### INSTRUCTIONS TO FOLLOW
Set down every entry word for word. Omit the pictures.

==================================================

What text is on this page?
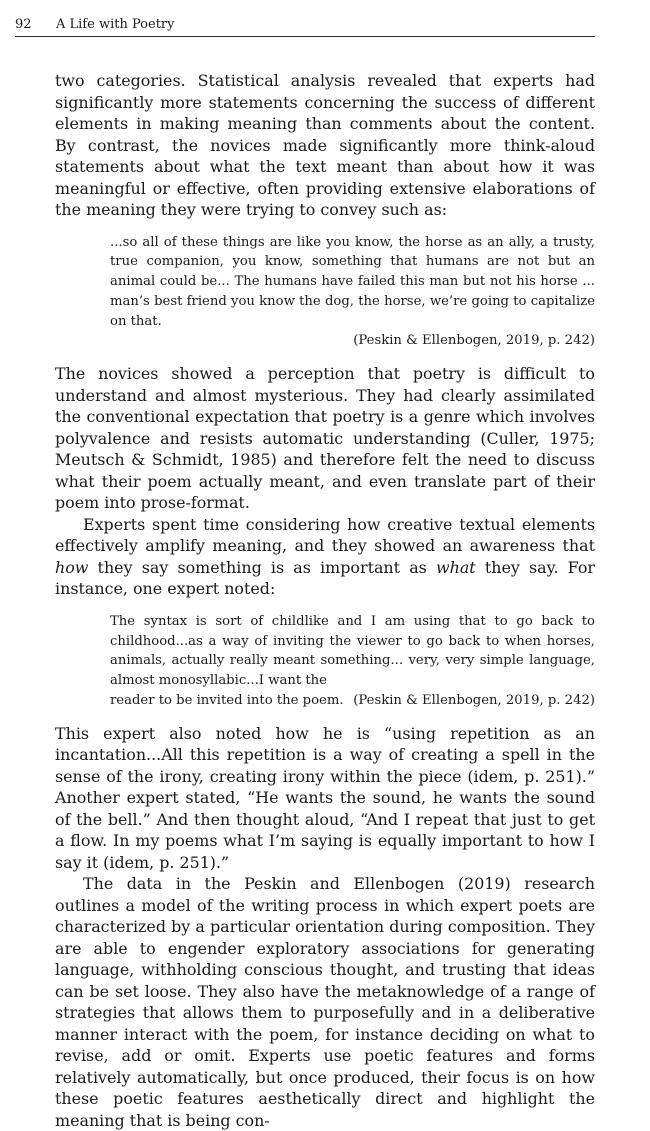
92 A Life with Poetry

two categories. Statistical analysis revealed that experts had significantly more statements concerning the success of different elements in making meaning than comments about the content. By contrast, the novices made significantly more think-aloud statements about what the text meant than about how it was meaningful or effective, often providing extensive elaborations of the meaning they were trying to convey such as:

...so all of these things are like you know, the horse as an ally, a trusty, true companion, you know, something that humans are not but an animal could be... The humans have failed this man but not his horse ... man’s best friend you know the dog, the horse, we’re going to capitalize on that.
(Peskin & Ellenbogen, 2019, p. 242)

The novices showed a perception that poetry is difficult to understand and almost mysterious. They had clearly assimilated the conventional expectation that poetry is a genre which involves polyvalence and resists automatic understanding (Culler, 1975; Meutsch & Schmidt, 1985) and therefore felt the need to discuss what their poem actually meant, and even translate part of their poem into prose-format.

Experts spent time considering how creative textual elements effectively amplify meaning, and they showed an awareness that how they say something is as important as what they say. For instance, one expert noted:

The syntax is sort of childlike and I am using that to go back to childhood...as a way of inviting the viewer to go back to when horses, animals, actually really meant something... very, very simple language, almost monosyllabic...I want the
reader to be invited into the poem. (Peskin & Ellenbogen, 2019, p. 242)

This expert also noted how he is “using repetition as an incantation...All this repetition is a way of creating a spell in the sense of the irony, creating irony within the piece (idem, p. 251).” Another expert stated, “He wants the sound, he wants the sound of the bell.” And then thought aloud, “And I repeat that just to get a flow. In my poems what I’m saying is equally important to how I say it (idem, p. 251).”

The data in the Peskin and Ellenbogen (2019) research outlines a model of the writing process in which expert poets are characterized by a particular orientation during composition. They are able to engender exploratory associations for generating language, withholding conscious thought, and trusting that ideas can be set loose. They also have the metaknowledge of a range of strategies that allows them to purposefully and in a deliberative manner interact with the poem, for instance deciding on what to revise, add or omit. Experts use poetic features and forms relatively automatically, but once produced, their focus is on how these poetic features aesthetically direct and highlight the meaning that is being con-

==================================================

### ANSWER TO THE TASK
What text is on this page?
92 A Life with Poetry

two categories. Statistical analysis revealed that experts had significantly more statements concerning the success of different elements in making meaning than comments about the content. By contrast, the novices made significantly more think-aloud statements about what the text meant than about how it was meaningful or effective, often providing extensive elaborations of the meaning they were trying to convey such as:

...so all of these things are like you know, the horse as an ally, a trusty, true companion, you know, something that humans are not but an animal could be... The humans have failed this man but not his horse ... man’s best friend you know the dog, the horse, we’re going to capitalize on that.
(Peskin & Ellenbogen, 2019, p. 242)

The novices showed a perception that poetry is difficult to understand and almost mysterious. They had clearly assimilated the conventional expectation that poetry is a genre which involves polyvalence and resists automatic understanding (Culler, 1975; Meutsch & Schmidt, 1985) and therefore felt the need to discuss what their poem actually meant, and even translate part of their poem into prose-format.

Experts spent time considering how creative textual elements effectively amplify meaning, and they showed an awareness that how they say something is as important as what they say. For instance, one expert noted:

The syntax is sort of childlike and I am using that to go back to childhood...as a way of inviting the viewer to go back to when horses, animals, actually really meant something... very, very simple language, almost monosyllabic...I want the
reader to be invited into the poem. (Peskin & Ellenbogen, 2019, p. 242)

This expert also noted how he is “using repetition as an incantation...All this repetition is a way of creating a spell in the sense of the irony, creating irony within the piece (idem, p. 251).” Another expert stated, “He wants the sound, he wants the sound of the bell.” And then thought aloud, “And I repeat that just to get a flow. In my poems what I’m saying is equally important to how I say it (idem, p. 251).”

The data in the Peskin and Ellenbogen (2019) research outlines a model of the writing process in which expert poets are characterized by a particular orientation during composition. They are able to engender exploratory associations for generating language, withholding conscious thought, and trusting that ideas can be set loose. They also have the metaknowledge of a range of strategies that allows them to purposefully and in a deliberative manner interact with the poem, for instance deciding on what to revise, add or omit. Experts use poetic features and forms relatively automatically, but once produced, their focus is on how these poetic features aesthetically direct and highlight the meaning that is being con-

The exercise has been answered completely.